[START]
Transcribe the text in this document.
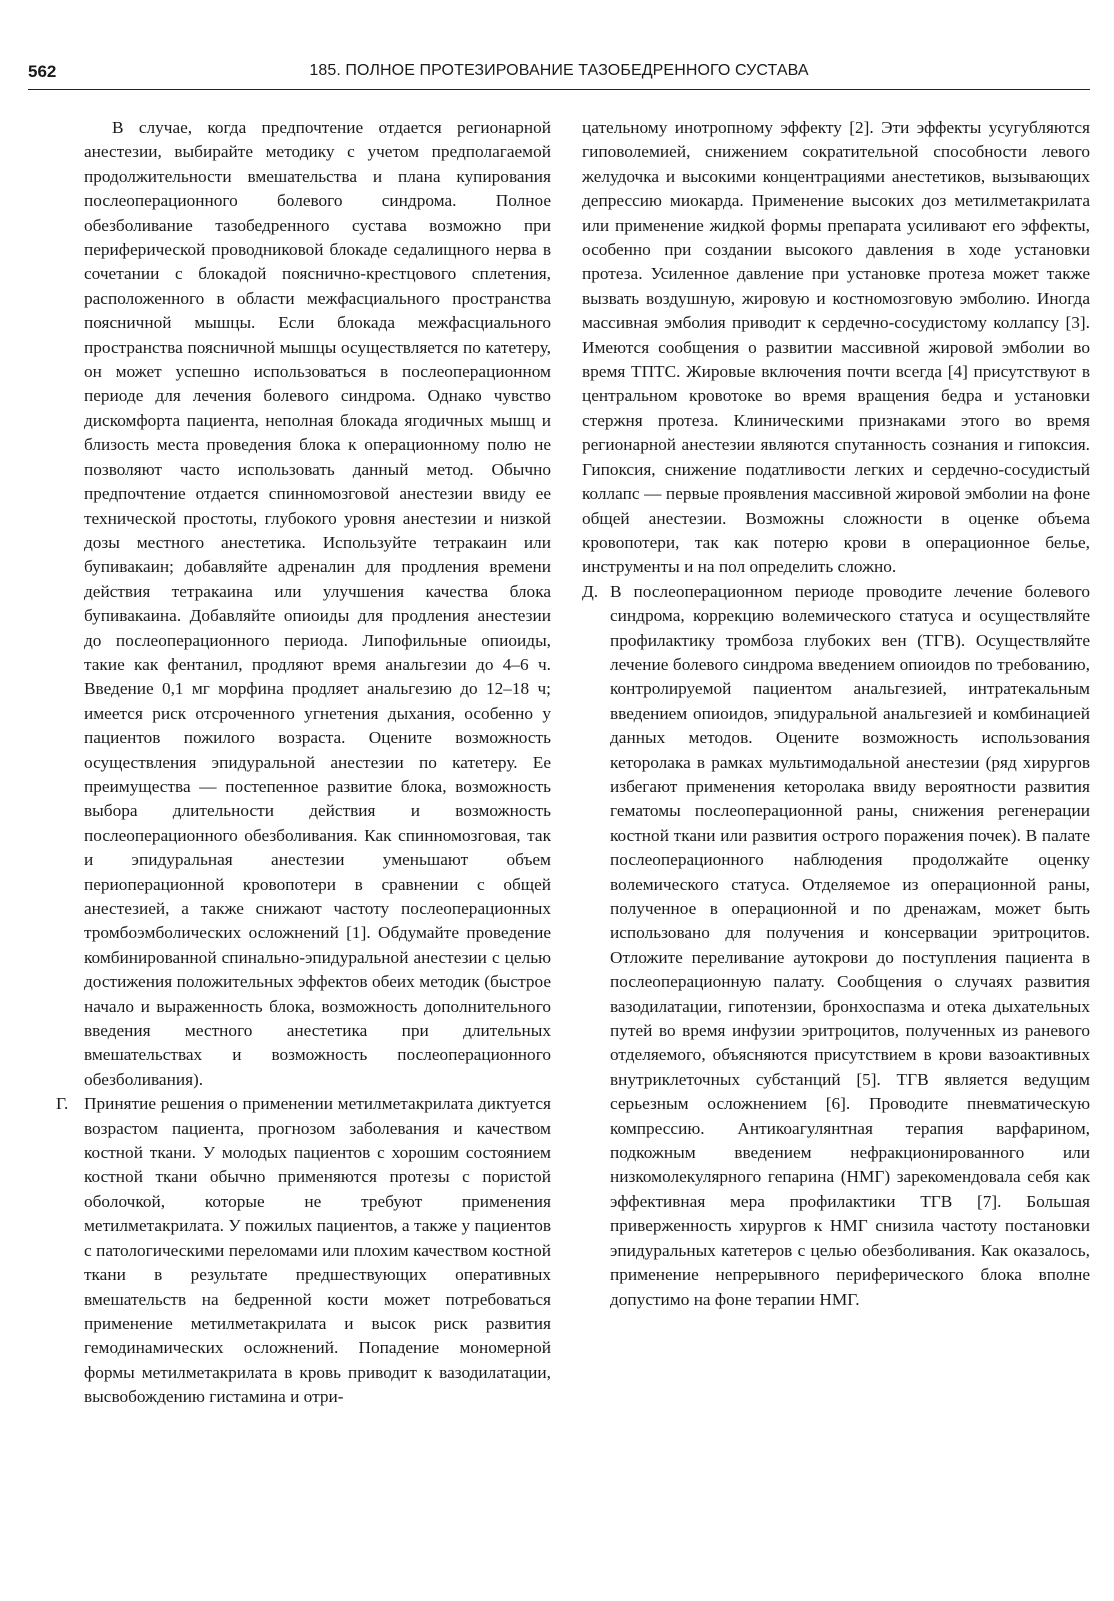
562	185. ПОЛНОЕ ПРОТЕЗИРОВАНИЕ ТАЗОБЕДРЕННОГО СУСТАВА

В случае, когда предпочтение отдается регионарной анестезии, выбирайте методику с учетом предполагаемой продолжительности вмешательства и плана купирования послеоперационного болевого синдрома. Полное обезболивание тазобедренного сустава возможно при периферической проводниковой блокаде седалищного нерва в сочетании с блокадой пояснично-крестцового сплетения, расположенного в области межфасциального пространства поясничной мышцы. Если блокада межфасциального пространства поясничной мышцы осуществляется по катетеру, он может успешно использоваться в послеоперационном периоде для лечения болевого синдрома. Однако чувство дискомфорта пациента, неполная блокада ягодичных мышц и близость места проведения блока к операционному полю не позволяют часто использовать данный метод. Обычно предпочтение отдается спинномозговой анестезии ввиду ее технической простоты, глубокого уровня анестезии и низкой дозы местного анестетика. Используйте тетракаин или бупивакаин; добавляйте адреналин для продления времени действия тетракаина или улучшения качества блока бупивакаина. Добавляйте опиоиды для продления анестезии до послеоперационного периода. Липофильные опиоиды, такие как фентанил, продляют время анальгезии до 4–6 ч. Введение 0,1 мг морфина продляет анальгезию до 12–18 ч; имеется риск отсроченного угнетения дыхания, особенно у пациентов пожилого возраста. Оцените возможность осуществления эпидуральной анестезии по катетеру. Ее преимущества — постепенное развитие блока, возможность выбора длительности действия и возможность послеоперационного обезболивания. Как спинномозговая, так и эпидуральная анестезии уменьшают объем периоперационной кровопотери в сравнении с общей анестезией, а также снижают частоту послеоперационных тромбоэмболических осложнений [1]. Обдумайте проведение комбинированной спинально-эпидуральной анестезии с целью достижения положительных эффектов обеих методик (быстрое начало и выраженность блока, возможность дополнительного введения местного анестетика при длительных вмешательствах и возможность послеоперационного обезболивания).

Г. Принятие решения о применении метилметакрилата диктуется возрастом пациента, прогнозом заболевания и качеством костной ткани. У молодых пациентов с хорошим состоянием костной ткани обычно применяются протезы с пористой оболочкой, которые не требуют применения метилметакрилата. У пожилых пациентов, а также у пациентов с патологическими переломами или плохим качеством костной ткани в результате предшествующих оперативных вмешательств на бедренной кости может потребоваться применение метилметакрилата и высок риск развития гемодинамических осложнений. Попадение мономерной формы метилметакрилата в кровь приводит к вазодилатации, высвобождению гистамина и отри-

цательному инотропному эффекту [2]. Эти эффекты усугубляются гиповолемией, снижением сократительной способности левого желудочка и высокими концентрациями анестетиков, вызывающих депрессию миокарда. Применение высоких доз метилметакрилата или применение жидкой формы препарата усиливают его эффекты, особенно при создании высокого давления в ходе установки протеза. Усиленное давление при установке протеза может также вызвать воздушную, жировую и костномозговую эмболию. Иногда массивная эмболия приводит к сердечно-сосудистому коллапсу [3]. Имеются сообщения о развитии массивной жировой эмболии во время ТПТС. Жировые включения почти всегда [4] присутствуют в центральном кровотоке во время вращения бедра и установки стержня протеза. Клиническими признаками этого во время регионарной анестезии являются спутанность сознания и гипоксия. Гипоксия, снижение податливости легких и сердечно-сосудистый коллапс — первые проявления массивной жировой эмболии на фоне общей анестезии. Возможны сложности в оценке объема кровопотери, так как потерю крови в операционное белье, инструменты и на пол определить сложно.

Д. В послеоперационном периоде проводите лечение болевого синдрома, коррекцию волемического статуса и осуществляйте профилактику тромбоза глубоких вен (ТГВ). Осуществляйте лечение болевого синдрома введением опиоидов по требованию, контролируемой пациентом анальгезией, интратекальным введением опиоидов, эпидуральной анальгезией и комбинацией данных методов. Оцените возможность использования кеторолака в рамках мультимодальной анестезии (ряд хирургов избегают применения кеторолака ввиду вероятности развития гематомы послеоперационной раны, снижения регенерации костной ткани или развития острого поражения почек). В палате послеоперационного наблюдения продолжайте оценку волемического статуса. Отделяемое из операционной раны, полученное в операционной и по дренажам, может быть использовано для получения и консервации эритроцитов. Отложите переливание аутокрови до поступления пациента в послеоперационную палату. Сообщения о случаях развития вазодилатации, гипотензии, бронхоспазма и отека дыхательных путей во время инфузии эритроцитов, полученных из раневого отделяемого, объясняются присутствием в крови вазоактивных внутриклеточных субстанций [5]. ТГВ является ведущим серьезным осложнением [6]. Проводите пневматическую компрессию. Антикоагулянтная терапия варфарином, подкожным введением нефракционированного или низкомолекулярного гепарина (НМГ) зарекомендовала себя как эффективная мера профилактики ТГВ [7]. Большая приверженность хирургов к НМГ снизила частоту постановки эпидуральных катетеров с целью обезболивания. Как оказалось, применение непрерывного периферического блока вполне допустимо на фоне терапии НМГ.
[END]
Work required: Print each of the records above exactly as written, leaving no picture in the copy.

Correct answer:
Transcribe the text in this document.
562	185. ПОЛНОЕ ПРОТЕЗИРОВАНИЕ ТАЗОБЕДРЕННОГО СУСТАВА

В случае, когда предпочтение отдается регионарной анестезии, выбирайте методику с учетом предполагаемой продолжительности вмешательства и плана купирования послеоперационного болевого синдрома. Полное обезболивание тазобедренного сустава возможно при периферической проводниковой блокаде седалищного нерва в сочетании с блокадой пояснично-крестцового сплетения, расположенного в области межфасциального пространства поясничной мышцы. Если блокада межфасциального пространства поясничной мышцы осуществляется по катетеру, он может успешно использоваться в послеоперационном периоде для лечения болевого синдрома. Однако чувство дискомфорта пациента, неполная блокада ягодичных мышц и близость места проведения блока к операционному полю не позволяют часто использовать данный метод. Обычно предпочтение отдается спинномозговой анестезии ввиду ее технической простоты, глубокого уровня анестезии и низкой дозы местного анестетика. Используйте тетракаин или бупивакаин; добавляйте адреналин для продления времени действия тетракаина или улучшения качества блока бупивакаина. Добавляйте опиоиды для продления анестезии до послеоперационного периода. Липофильные опиоиды, такие как фентанил, продляют время анальгезии до 4–6 ч. Введение 0,1 мг морфина продляет анальгезию до 12–18 ч; имеется риск отсроченного угнетения дыхания, особенно у пациентов пожилого возраста. Оцените возможность осуществления эпидуральной анестезии по катетеру. Ее преимущества — постепенное развитие блока, возможность выбора длительности действия и возможность послеоперационного обезболивания. Как спинномозговая, так и эпидуральная анестезии уменьшают объем периоперационной кровопотери в сравнении с общей анестезией, а также снижают частоту послеоперационных тромбоэмболических осложнений [1]. Обдумайте проведение комбинированной спинально-эпидуральной анестезии с целью достижения положительных эффектов обеих методик (быстрое начало и выраженность блока, возможность дополнительного введения местного анестетика при длительных вмешательствах и возможность послеоперационного обезболивания).

Г. Принятие решения о применении метилметакрилата диктуется возрастом пациента, прогнозом заболевания и качеством костной ткани. У молодых пациентов с хорошим состоянием костной ткани обычно применяются протезы с пористой оболочкой, которые не требуют применения метилметакрилата. У пожилых пациентов, а также у пациентов с патологическими переломами или плохим качеством костной ткани в результате предшествующих оперативных вмешательств на бедренной кости может потребоваться применение метилметакрилата и высок риск развития гемодинамических осложнений. Попадение мономерной формы метилметакрилата в кровь приводит к вазодилатации, высвобождению гистамина и отри-

цательному инотропному эффекту [2]. Эти эффекты усугубляются гиповолемией, снижением сократительной способности левого желудочка и высокими концентрациями анестетиков, вызывающих депрессию миокарда. Применение высоких доз метилметакрилата или применение жидкой формы препарата усиливают его эффекты, особенно при создании высокого давления в ходе установки протеза. Усиленное давление при установке протеза может также вызвать воздушную, жировую и костномозговую эмболию. Иногда массивная эмболия приводит к сердечно-сосудистому коллапсу [3]. Имеются сообщения о развитии массивной жировой эмболии во время ТПТС. Жировые включения почти всегда [4] присутствуют в центральном кровотоке во время вращения бедра и установки стержня протеза. Клиническими признаками этого во время регионарной анестезии являются спутанность сознания и гипоксия. Гипоксия, снижение податливости легких и сердечно-сосудистый коллапс — первые проявления массивной жировой эмболии на фоне общей анестезии. Возможны сложности в оценке объема кровопотери, так как потерю крови в операционное белье, инструменты и на пол определить сложно.

Д. В послеоперационном периоде проводите лечение болевого синдрома, коррекцию волемического статуса и осуществляйте профилактику тромбоза глубоких вен (ТГВ). Осуществляйте лечение болевого синдрома введением опиоидов по требованию, контролируемой пациентом анальгезией, интратекальным введением опиоидов, эпидуральной анальгезией и комбинацией данных методов. Оцените возможность использования кеторолака в рамках мультимодальной анестезии (ряд хирургов избегают применения кеторолака ввиду вероятности развития гематомы послеоперационной раны, снижения регенерации костной ткани или развития острого поражения почек). В палате послеоперационного наблюдения продолжайте оценку волемического статуса. Отделяемое из операционной раны, полученное в операционной и по дренажам, может быть использовано для получения и консервации эритроцитов. Отложите переливание аутокрови до поступления пациента в послеоперационную палату. Сообщения о случаях развития вазодилатации, гипотензии, бронхоспазма и отека дыхательных путей во время инфузии эритроцитов, полученных из раневого отделяемого, объясняются присутствием в крови вазоактивных внутриклеточных субстанций [5]. ТГВ является ведущим серьезным осложнением [6]. Проводите пневматическую компрессию. Антикоагулянтная терапия варфарином, подкожным введением нефракционированного или низкомолекулярного гепарина (НМГ) зарекомендовала себя как эффективная мера профилактики ТГВ [7]. Большая приверженность хирургов к НМГ снизила частоту постановки эпидуральных катетеров с целью обезболивания. Как оказалось, применение непрерывного периферического блока вполне допустимо на фоне терапии НМГ.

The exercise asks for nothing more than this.